Data items:
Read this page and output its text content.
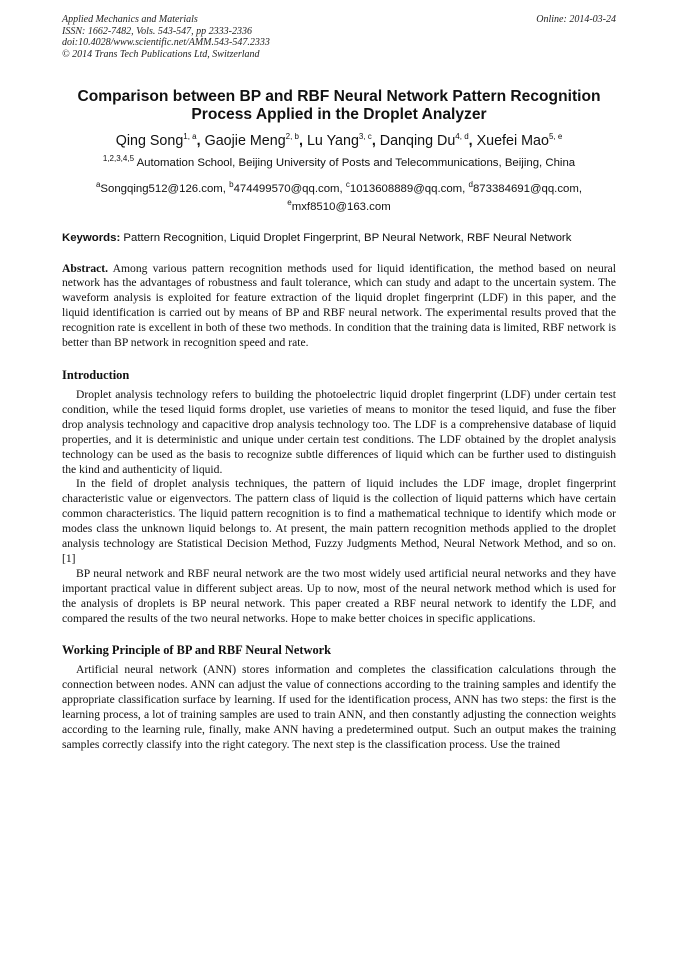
Applied Mechanics and Materials
ISSN: 1662-7482, Vols. 543-547, pp 2333-2336
doi:10.4028/www.scientific.net/AMM.543-547.2333
© 2014 Trans Tech Publications Ltd, Switzerland
Online: 2014-03-24
Comparison between BP and RBF Neural Network Pattern Recognition Process Applied in the Droplet Analyzer
Qing Song$^{1, a}$, Gaojie Meng$^{2, b}$, Lu Yang$^{3, c}$, Danqing Du$^{4, d}$, Xuefei Mao$^{5, e}$
$^{1,2,3,4,5}$ Automation School, Beijing University of Posts and Telecommunications, Beijing, China
$^a$Songqing512@126.com, $^b$474499570@qq.com, $^c$1013608889@qq.com, $^d$873384691@qq.com,
$^e$mxf8510@163.com
Keywords: Pattern Recognition, Liquid Droplet Fingerprint, BP Neural Network, RBF Neural Network

Abstract. Among various pattern recognition methods used for liquid identification, the method based on neural network has the advantages of robustness and fault tolerance, which can study and adapt to the uncertain system. The waveform analysis is exploited for feature extraction of the liquid droplet fingerprint (LDF) in this paper, and the liquid identification is carried out by means of BP and RBF neural network. The experimental results proved that the recognition rate is excellent in both of these two methods. In condition that the training data is limited, RBF network is better than BP network in recognition speed and rate.

Introduction

Droplet analysis technology refers to building the photoelectric liquid droplet fingerprint (LDF) under certain test condition, while the tesed liquid forms droplet, use varieties of means to monitor the tesed liquid, and fuse the fiber drop analysis technology and capacitive drop analysis technology too. The LDF is a comprehensive database of liquid properties, and it is deterministic and unique under certain test conditions. The LDF obtained by the droplet analysis technology can be used as the basis to recognize subtle differences of liquid which can be further used to distinguish the kind and authenticity of liquid.

In the field of droplet analysis techniques, the pattern of liquid includes the LDF image, droplet fingerprint characteristic value or eigenvectors. The pattern class of liquid is the collection of liquid patterns which have certain common characteristics. The liquid pattern recognition is to find a mathematical technique to identify which mode or modes class the unknown liquid belongs to. At present, the main pattern recognition methods applied to the droplet analysis technology are Statistical Decision Method, Fuzzy Judgments Method, Neural Network Method, and so on. [1]

BP neural network and RBF neural network are the two most widely used artificial neural networks and they have important practical value in different subject areas. Up to now, most of the neural network method which is used for the analysis of droplets is BP neural network. This paper created a RBF neural network to identify the LDF, and compared the results of the two neural networks. Hope to make better choices in specific applications.

Working Principle of BP and RBF Neural Network

Artificial neural network (ANN) stores information and completes the classification calculations through the connection between nodes. ANN can adjust the value of connections according to the training samples and identify the appropriate classification surface by learning. If used for the identification process, ANN has two steps: the first is the learning process, a lot of training samples are used to train ANN, and then constantly adjusting the connection weights according to the learning rule, finally, make ANN having a predetermined output. Such an output makes the training samples correctly classify into the right category. The next step is the classification process. Use the trained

**Problem:** Using the material above, return every line exactly as it appears, minus the pictures.

**Answer to the problem:**
Read this page and output its text content.
Applied Mechanics and Materials
ISSN: 1662-7482, Vols. 543-547, pp 2333-2336
doi:10.4028/www.scientific.net/AMM.543-547.2333
© 2014 Trans Tech Publications Ltd, Switzerland
Online: 2014-03-24
Comparison between BP and RBF Neural Network Pattern Recognition Process Applied in the Droplet Analyzer
Qing Song$^{1, a}$, Gaojie Meng$^{2, b}$, Lu Yang$^{3, c}$, Danqing Du$^{4, d}$, Xuefei Mao$^{5, e}$
$^{1,2,3,4,5}$ Automation School, Beijing University of Posts and Telecommunications, Beijing, China
$^a$Songqing512@126.com, $^b$474499570@qq.com, $^c$1013608889@qq.com, $^d$873384691@qq.com,
$^e$mxf8510@163.com
Keywords: Pattern Recognition, Liquid Droplet Fingerprint, BP Neural Network, RBF Neural Network

Abstract. Among various pattern recognition methods used for liquid identification, the method based on neural network has the advantages of robustness and fault tolerance, which can study and adapt to the uncertain system. The waveform analysis is exploited for feature extraction of the liquid droplet fingerprint (LDF) in this paper, and the liquid identification is carried out by means of BP and RBF neural network. The experimental results proved that the recognition rate is excellent in both of these two methods. In condition that the training data is limited, RBF network is better than BP network in recognition speed and rate.

Introduction

Droplet analysis technology refers to building the photoelectric liquid droplet fingerprint (LDF) under certain test condition, while the tesed liquid forms droplet, use varieties of means to monitor the tesed liquid, and fuse the fiber drop analysis technology and capacitive drop analysis technology too. The LDF is a comprehensive database of liquid properties, and it is deterministic and unique under certain test conditions. The LDF obtained by the droplet analysis technology can be used as the basis to recognize subtle differences of liquid which can be further used to distinguish the kind and authenticity of liquid.

In the field of droplet analysis techniques, the pattern of liquid includes the LDF image, droplet fingerprint characteristic value or eigenvectors. The pattern class of liquid is the collection of liquid patterns which have certain common characteristics. The liquid pattern recognition is to find a mathematical technique to identify which mode or modes class the unknown liquid belongs to. At present, the main pattern recognition methods applied to the droplet analysis technology are Statistical Decision Method, Fuzzy Judgments Method, Neural Network Method, and so on. [1]

BP neural network and RBF neural network are the two most widely used artificial neural networks and they have important practical value in different subject areas. Up to now, most of the neural network method which is used for the analysis of droplets is BP neural network. This paper created a RBF neural network to identify the LDF, and compared the results of the two neural networks. Hope to make better choices in specific applications.

Working Principle of BP and RBF Neural Network

Artificial neural network (ANN) stores information and completes the classification calculations through the connection between nodes. ANN can adjust the value of connections according to the training samples and identify the appropriate classification surface by learning. If used for the identification process, ANN has two steps: the first is the learning process, a lot of training samples are used to train ANN, and then constantly adjusting the connection weights according to the learning rule, finally, make ANN having a predetermined output. Such an output makes the training samples correctly classify into the right category. The next step is the classification process. Use the trained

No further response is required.